| EXERCISE |
Lines holding the string "luas" are the ones to copy from this listing.

#### EXCERPTED RECORDS

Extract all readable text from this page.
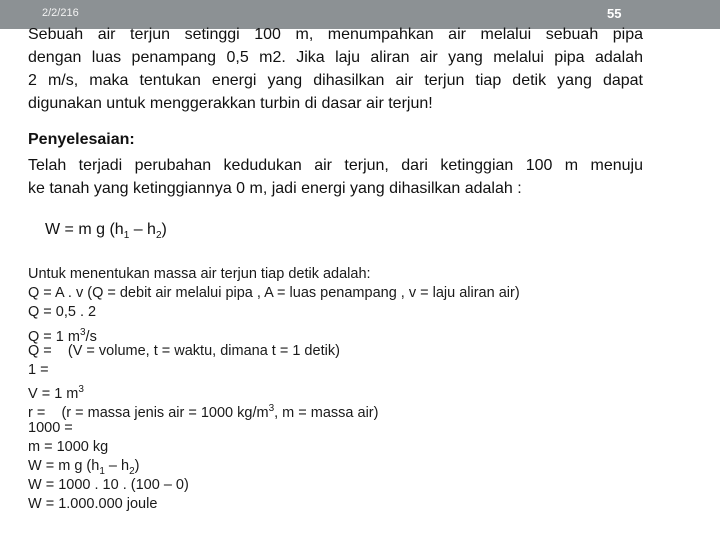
2/2/216	55
Sebuah air terjun setinggi 100 m, menumpahkan air melalui sebuah pipa
dengan luas penampang 0,5 m2. Jika laju aliran air yang melalui pipa adalah
2 m/s, maka tentukan energi yang dihasilkan air terjun tiap detik yang dapat
digunakan untuk menggerakkan turbin di dasar air terjun!
Penyelesaian:
Telah terjadi perubahan kedudukan air terjun, dari ketinggian 100 m menuju
ke tanah yang ketinggiannya 0 m, jadi energi yang dihasilkan adalah :
W = m g $(h_1 - h_2)$
Untuk menentukan massa air terjun tiap detik adalah:
Q = A . v (Q = debit air melalui pipa , A = luas penampang , v = laju aliran air)
Q = 0,5 . 2
Q = 1 $m^3/s$
Q =    (V = volume, t = waktu, dimana t = 1 detik)
1 =
V = 1 $m^3$
r =    (r = massa jenis air = 1000 $kg/m^3$, m = massa air)
1000 =
m = 1000 kg
W = m g $(h_1 - h_2)$
W = 1000 . 10 . (100 – 0)
W = 1.000.000 joule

########

| CORRECT ANSWER |
dengan luas penampang 0,5 m2. Jika laju aliran air yang melalui pipa adalah
Q = A . v (Q = debit air melalui pipa , A = luas penampang , v = laju aliran air)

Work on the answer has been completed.